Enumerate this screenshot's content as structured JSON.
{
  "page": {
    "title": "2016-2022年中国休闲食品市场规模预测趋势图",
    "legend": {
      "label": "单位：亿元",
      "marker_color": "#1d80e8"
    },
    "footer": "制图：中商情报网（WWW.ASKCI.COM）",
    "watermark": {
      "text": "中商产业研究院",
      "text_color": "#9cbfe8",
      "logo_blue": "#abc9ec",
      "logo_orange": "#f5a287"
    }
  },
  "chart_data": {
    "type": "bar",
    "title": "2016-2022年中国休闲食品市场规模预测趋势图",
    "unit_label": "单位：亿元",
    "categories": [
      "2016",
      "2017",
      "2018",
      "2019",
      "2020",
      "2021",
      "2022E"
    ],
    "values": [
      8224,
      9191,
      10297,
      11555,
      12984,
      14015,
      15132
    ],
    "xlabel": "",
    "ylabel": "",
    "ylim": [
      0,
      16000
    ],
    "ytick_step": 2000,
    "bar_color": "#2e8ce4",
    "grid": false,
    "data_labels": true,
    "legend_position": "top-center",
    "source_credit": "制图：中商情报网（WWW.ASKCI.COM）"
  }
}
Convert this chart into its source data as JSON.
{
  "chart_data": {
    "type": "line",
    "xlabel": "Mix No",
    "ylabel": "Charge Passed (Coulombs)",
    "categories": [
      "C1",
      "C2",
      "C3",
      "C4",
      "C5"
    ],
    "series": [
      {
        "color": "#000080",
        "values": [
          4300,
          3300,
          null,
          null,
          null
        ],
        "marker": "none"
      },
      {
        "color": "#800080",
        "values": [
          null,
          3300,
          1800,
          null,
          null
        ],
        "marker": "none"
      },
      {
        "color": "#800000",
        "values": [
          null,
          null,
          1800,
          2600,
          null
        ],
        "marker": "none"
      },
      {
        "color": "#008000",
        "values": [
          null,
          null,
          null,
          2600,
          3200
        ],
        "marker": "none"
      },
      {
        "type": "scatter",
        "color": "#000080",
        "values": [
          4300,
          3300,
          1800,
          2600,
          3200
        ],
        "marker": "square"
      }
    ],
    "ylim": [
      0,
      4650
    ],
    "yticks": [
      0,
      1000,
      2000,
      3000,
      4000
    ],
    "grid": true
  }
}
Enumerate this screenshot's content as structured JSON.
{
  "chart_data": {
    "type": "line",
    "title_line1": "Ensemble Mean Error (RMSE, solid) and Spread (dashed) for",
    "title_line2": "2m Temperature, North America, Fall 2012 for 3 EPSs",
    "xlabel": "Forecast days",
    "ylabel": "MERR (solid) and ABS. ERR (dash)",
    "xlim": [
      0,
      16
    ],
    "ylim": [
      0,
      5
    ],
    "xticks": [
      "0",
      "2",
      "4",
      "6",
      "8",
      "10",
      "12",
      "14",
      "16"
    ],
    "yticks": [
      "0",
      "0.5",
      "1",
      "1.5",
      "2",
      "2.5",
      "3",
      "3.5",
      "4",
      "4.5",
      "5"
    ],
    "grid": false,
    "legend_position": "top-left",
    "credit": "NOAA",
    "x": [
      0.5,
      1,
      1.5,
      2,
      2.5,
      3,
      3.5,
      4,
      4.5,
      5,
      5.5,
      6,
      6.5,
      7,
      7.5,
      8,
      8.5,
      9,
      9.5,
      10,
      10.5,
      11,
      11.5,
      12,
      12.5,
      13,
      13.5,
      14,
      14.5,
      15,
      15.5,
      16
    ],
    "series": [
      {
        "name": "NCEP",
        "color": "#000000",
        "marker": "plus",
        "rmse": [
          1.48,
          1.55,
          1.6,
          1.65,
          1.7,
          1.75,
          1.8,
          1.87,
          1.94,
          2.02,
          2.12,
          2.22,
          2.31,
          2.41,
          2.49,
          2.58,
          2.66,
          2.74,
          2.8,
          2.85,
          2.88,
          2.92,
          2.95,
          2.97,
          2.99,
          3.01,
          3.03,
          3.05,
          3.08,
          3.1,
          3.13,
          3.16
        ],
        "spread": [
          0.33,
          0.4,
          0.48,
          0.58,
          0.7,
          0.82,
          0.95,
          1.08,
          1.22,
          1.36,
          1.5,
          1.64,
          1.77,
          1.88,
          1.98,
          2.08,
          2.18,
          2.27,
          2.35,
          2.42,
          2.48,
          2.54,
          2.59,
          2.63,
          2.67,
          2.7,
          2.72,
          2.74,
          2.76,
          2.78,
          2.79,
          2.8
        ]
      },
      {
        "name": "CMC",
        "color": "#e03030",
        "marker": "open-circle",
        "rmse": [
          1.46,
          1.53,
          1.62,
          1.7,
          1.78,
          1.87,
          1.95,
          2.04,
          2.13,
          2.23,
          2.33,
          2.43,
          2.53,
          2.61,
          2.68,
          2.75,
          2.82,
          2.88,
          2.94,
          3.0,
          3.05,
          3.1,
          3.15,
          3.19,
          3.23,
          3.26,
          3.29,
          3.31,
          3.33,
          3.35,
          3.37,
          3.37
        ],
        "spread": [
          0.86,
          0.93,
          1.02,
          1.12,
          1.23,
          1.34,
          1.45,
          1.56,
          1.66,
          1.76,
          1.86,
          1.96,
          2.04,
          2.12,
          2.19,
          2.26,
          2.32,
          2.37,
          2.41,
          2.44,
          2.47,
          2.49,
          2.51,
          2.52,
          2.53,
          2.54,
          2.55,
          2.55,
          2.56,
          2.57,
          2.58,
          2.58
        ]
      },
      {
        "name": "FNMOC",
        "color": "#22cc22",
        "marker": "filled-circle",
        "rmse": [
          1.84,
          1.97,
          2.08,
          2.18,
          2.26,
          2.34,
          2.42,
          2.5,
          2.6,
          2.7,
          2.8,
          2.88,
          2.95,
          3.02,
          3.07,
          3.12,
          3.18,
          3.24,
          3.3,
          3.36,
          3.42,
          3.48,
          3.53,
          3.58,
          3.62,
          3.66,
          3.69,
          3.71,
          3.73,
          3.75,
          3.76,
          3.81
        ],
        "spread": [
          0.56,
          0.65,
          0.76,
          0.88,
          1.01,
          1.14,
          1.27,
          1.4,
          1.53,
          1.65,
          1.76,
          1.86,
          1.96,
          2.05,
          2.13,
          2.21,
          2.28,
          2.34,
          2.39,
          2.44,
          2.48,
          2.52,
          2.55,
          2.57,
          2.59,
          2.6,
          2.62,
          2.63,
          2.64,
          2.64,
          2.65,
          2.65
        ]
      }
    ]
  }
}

══════════

* _To do_
Write out the whole listing again. Match it word for word.

* _Solution to this task_
Enumerate this screenshot's content as structured JSON.
{
  "page": {
    "title": "2016-2022年中国休闲食品市场规模预测趋势图",
    "legend": {
      "label": "单位：亿元",
      "marker_color": "#1d80e8"
    },
    "footer": "制图：中商情报网（WWW.ASKCI.COM）",
    "watermark": {
      "text": "中商产业研究院",
      "text_color": "#9cbfe8",
      "logo_blue": "#abc9ec",
      "logo_orange": "#f5a287"
    }
  },
  "chart_data": {
    "type": "bar",
    "title": "2016-2022年中国休闲食品市场规模预测趋势图",
    "unit_label": "单位：亿元",
    "categories": [
      "2016",
      "2017",
      "2018",
      "2019",
      "2020",
      "2021",
      "2022E"
    ],
    "values": [
      8224,
      9191,
      10297,
      11555,
      12984,
      14015,
      15132
    ],
    "xlabel": "",
    "ylabel": "",
    "ylim": [
      0,
      16000
    ],
    "ytick_step": 2000,
    "bar_color": "#2e8ce4",
    "grid": false,
    "data_labels": true,
    "legend_position": "top-center",
    "source_credit": "制图：中商情报网（WWW.ASKCI.COM）"
  }
}
Convert this chart into its source data as JSON.
{
  "chart_data": {
    "type": "line",
    "xlabel": "Mix No",
    "ylabel": "Charge Passed (Coulombs)",
    "categories": [
      "C1",
      "C2",
      "C3",
      "C4",
      "C5"
    ],
    "series": [
      {
        "color": "#000080",
        "values": [
          4300,
          3300,
          null,
          null,
          null
        ],
        "marker": "none"
      },
      {
        "color": "#800080",
        "values": [
          null,
          3300,
          1800,
          null,
          null
        ],
        "marker": "none"
      },
      {
        "color": "#800000",
        "values": [
          null,
          null,
          1800,
          2600,
          null
        ],
        "marker": "none"
      },
      {
        "color": "#008000",
        "values": [
          null,
          null,
          null,
          2600,
          3200
        ],
        "marker": "none"
      },
      {
        "type": "scatter",
        "color": "#000080",
        "values": [
          4300,
          3300,
          1800,
          2600,
          3200
        ],
        "marker": "square"
      }
    ],
    "ylim": [
      0,
      4650
    ],
    "yticks": [
      0,
      1000,
      2000,
      3000,
      4000
    ],
    "grid": true
  }
}
Enumerate this screenshot's content as structured JSON.
{
  "chart_data": {
    "type": "line",
    "title_line1": "Ensemble Mean Error (RMSE, solid) and Spread (dashed) for",
    "title_line2": "2m Temperature, North America, Fall 2012 for 3 EPSs",
    "xlabel": "Forecast days",
    "ylabel": "MERR (solid) and ABS. ERR (dash)",
    "xlim": [
      0,
      16
    ],
    "ylim": [
      0,
      5
    ],
    "xticks": [
      "0",
      "2",
      "4",
      "6",
      "8",
      "10",
      "12",
      "14",
      "16"
    ],
    "yticks": [
      "0",
      "0.5",
      "1",
      "1.5",
      "2",
      "2.5",
      "3",
      "3.5",
      "4",
      "4.5",
      "5"
    ],
    "grid": false,
    "legend_position": "top-left",
    "credit": "NOAA",
    "x": [
      0.5,
      1,
      1.5,
      2,
      2.5,
      3,
      3.5,
      4,
      4.5,
      5,
      5.5,
      6,
      6.5,
      7,
      7.5,
      8,
      8.5,
      9,
      9.5,
      10,
      10.5,
      11,
      11.5,
      12,
      12.5,
      13,
      13.5,
      14,
      14.5,
      15,
      15.5,
      16
    ],
    "series": [
      {
        "name": "NCEP",
        "color": "#000000",
        "marker": "plus",
        "rmse": [
          1.48,
          1.55,
          1.6,
          1.65,
          1.7,
          1.75,
          1.8,
          1.87,
          1.94,
          2.02,
          2.12,
          2.22,
          2.31,
          2.41,
          2.49,
          2.58,
          2.66,
          2.74,
          2.8,
          2.85,
          2.88,
          2.92,
          2.95,
          2.97,
          2.99,
          3.01,
          3.03,
          3.05,
          3.08,
          3.1,
          3.13,
          3.16
        ],
        "spread": [
          0.33,
          0.4,
          0.48,
          0.58,
          0.7,
          0.82,
          0.95,
          1.08,
          1.22,
          1.36,
          1.5,
          1.64,
          1.77,
          1.88,
          1.98,
          2.08,
          2.18,
          2.27,
          2.35,
          2.42,
          2.48,
          2.54,
          2.59,
          2.63,
          2.67,
          2.7,
          2.72,
          2.74,
          2.76,
          2.78,
          2.79,
          2.8
        ]
      },
      {
        "name": "CMC",
        "color": "#e03030",
        "marker": "open-circle",
        "rmse": [
          1.46,
          1.53,
          1.62,
          1.7,
          1.78,
          1.87,
          1.95,
          2.04,
          2.13,
          2.23,
          2.33,
          2.43,
          2.53,
          2.61,
          2.68,
          2.75,
          2.82,
          2.88,
          2.94,
          3.0,
          3.05,
          3.1,
          3.15,
          3.19,
          3.23,
          3.26,
          3.29,
          3.31,
          3.33,
          3.35,
          3.37,
          3.37
        ],
        "spread": [
          0.86,
          0.93,
          1.02,
          1.12,
          1.23,
          1.34,
          1.45,
          1.56,
          1.66,
          1.76,
          1.86,
          1.96,
          2.04,
          2.12,
          2.19,
          2.26,
          2.32,
          2.37,
          2.41,
          2.44,
          2.47,
          2.49,
          2.51,
          2.52,
          2.53,
          2.54,
          2.55,
          2.55,
          2.56,
          2.57,
          2.58,
          2.58
        ]
      },
      {
        "name": "FNMOC",
        "color": "#22cc22",
        "marker": "filled-circle",
        "rmse": [
          1.84,
          1.97,
          2.08,
          2.18,
          2.26,
          2.34,
          2.42,
          2.5,
          2.6,
          2.7,
          2.8,
          2.88,
          2.95,
          3.02,
          3.07,
          3.12,
          3.18,
          3.24,
          3.3,
          3.36,
          3.42,
          3.48,
          3.53,
          3.58,
          3.62,
          3.66,
          3.69,
          3.71,
          3.73,
          3.75,
          3.76,
          3.81
        ],
        "spread": [
          0.56,
          0.65,
          0.76,
          0.88,
          1.01,
          1.14,
          1.27,
          1.4,
          1.53,
          1.65,
          1.76,
          1.86,
          1.96,
          2.05,
          2.13,
          2.21,
          2.28,
          2.34,
          2.39,
          2.44,
          2.48,
          2.52,
          2.55,
          2.57,
          2.59,
          2.6,
          2.62,
          2.63,
          2.64,
          2.64,
          2.65,
          2.65
        ]
      }
    ]
  }
}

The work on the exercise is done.